### Direction
Find the lines that contain the word "Randomness" and copy each one.
— begin —
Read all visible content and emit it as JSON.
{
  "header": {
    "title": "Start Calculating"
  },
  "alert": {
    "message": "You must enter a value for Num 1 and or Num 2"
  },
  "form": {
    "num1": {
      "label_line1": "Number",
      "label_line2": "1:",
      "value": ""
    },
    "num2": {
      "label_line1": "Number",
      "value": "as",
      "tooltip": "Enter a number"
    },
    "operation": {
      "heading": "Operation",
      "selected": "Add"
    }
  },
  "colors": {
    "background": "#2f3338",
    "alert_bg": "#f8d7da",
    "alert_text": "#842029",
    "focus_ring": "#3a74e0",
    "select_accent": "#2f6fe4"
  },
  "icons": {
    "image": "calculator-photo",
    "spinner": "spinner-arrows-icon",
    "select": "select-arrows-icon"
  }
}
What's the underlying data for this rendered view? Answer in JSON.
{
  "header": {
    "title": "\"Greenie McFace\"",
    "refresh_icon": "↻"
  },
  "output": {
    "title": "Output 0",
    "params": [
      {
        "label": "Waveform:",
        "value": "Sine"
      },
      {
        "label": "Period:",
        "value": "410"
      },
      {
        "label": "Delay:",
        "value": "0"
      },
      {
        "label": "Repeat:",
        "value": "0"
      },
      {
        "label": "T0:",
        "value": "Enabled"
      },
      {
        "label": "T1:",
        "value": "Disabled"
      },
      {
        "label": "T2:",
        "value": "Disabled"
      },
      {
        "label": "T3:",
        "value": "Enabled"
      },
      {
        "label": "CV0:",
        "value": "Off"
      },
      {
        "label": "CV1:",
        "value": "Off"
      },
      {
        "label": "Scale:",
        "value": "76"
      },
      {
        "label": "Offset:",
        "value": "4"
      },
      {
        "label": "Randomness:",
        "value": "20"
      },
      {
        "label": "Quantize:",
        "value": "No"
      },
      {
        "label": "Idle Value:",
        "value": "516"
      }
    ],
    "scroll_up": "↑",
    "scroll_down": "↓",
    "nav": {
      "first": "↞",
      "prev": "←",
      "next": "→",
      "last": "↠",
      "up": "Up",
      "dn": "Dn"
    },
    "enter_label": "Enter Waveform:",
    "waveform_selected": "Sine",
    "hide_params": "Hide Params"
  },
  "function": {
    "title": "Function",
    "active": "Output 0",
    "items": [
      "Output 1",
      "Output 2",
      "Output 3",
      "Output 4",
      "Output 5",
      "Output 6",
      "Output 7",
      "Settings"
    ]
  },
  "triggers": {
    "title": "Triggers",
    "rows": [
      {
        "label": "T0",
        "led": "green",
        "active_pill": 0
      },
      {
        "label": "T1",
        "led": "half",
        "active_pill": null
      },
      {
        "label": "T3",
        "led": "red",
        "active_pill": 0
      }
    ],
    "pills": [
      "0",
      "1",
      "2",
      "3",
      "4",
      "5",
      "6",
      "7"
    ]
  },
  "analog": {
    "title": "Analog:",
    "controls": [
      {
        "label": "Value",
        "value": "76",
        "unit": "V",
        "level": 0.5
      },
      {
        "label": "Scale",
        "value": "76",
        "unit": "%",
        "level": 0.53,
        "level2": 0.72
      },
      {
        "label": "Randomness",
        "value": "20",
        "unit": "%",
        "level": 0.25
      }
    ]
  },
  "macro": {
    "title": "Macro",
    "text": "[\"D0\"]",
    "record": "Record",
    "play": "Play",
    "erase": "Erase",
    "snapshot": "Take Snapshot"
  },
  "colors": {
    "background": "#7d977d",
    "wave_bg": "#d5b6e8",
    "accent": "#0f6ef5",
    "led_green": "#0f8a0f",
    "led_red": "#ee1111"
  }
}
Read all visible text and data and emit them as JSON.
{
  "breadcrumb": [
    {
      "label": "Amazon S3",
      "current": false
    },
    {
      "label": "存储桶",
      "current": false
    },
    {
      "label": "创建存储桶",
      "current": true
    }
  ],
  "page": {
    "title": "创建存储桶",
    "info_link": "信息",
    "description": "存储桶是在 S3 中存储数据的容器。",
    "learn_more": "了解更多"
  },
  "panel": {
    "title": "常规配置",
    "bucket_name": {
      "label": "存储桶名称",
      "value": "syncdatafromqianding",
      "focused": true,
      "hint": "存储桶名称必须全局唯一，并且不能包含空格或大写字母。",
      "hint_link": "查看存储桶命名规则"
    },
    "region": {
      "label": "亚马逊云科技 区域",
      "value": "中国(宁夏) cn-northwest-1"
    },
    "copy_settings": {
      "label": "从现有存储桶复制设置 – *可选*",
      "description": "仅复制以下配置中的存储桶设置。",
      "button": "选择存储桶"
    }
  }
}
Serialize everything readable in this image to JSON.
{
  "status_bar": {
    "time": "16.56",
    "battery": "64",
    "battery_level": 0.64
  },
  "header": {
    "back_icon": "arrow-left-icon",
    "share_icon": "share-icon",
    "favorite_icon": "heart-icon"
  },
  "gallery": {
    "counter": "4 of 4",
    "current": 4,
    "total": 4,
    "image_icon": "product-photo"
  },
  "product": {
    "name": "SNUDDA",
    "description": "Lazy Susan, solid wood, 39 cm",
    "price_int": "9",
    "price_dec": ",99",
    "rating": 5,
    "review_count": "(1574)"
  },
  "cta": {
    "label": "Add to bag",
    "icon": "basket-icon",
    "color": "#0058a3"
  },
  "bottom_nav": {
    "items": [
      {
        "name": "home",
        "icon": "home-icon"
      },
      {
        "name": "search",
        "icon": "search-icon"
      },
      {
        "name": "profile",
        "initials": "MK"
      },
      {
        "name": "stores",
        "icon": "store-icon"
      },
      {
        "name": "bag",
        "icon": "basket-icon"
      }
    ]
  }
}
— end —
### Task output
        "label": "Randomness:",
        "label": "Randomness",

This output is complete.